- _What you are asked to do_
Return each line of the listing that contains the string "this".

** Start of Task material **

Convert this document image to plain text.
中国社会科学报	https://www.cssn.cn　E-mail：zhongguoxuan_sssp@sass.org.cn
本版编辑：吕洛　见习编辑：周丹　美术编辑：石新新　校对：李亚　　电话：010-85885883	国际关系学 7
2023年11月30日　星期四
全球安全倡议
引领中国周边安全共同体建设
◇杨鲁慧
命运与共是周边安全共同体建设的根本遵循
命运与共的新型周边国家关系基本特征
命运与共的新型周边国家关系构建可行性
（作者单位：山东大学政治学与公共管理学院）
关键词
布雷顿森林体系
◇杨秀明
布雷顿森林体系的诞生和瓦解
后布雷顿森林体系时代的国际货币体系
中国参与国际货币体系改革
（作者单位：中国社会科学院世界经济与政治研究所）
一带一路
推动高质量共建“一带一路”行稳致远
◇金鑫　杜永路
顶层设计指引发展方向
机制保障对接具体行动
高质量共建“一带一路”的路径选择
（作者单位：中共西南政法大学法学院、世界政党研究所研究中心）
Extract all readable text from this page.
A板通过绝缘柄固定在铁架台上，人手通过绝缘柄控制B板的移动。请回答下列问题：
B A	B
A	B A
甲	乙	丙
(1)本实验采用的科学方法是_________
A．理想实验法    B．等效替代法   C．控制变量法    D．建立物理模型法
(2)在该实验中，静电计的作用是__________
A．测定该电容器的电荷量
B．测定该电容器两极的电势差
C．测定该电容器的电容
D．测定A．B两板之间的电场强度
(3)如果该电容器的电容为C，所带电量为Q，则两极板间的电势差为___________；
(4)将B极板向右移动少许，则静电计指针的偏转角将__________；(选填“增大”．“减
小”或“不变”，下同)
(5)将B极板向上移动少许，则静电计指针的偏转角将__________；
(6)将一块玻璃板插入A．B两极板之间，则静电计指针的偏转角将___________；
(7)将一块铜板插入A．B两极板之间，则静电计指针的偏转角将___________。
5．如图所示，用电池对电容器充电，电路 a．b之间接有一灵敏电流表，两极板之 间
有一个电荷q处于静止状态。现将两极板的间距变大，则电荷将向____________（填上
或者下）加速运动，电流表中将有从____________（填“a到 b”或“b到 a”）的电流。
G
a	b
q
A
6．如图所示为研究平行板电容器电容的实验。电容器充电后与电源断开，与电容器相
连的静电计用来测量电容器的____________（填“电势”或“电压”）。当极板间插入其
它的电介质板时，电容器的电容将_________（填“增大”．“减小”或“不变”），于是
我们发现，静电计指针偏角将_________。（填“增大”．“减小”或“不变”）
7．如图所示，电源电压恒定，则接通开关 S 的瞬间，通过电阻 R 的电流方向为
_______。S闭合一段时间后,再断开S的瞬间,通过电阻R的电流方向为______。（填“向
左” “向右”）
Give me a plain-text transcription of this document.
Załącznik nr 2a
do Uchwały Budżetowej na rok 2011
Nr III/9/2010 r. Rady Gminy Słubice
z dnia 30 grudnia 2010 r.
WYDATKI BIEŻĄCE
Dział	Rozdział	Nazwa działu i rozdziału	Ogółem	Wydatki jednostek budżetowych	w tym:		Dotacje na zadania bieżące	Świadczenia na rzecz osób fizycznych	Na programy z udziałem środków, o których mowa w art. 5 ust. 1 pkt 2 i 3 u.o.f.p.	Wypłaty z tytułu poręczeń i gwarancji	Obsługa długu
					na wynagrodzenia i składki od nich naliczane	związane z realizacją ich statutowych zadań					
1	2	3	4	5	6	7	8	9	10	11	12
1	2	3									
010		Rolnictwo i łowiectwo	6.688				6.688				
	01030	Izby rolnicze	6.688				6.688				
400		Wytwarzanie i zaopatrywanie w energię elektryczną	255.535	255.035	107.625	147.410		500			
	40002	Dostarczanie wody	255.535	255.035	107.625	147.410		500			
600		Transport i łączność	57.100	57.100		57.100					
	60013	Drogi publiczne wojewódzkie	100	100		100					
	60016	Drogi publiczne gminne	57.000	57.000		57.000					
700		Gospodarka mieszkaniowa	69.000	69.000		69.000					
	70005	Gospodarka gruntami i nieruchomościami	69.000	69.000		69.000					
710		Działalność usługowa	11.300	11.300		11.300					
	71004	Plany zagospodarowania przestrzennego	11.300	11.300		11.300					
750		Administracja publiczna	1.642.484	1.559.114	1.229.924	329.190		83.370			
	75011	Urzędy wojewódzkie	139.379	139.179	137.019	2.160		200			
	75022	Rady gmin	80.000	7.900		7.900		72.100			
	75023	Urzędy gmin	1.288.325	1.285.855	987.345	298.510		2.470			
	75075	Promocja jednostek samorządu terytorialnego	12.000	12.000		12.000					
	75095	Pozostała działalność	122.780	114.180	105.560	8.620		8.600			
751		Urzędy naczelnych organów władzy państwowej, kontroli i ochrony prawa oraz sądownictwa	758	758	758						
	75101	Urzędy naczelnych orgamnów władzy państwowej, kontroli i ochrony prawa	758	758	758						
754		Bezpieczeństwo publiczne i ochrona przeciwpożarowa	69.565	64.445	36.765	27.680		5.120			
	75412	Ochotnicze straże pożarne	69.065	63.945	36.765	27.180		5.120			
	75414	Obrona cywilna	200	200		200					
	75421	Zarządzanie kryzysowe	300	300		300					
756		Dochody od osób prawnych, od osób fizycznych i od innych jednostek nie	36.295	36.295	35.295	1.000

** End of Task material **

- _Reply to the exercise_
Convert this document image to plain text.
Extract all readable text from this page.
Give me a plain-text transcription of this document.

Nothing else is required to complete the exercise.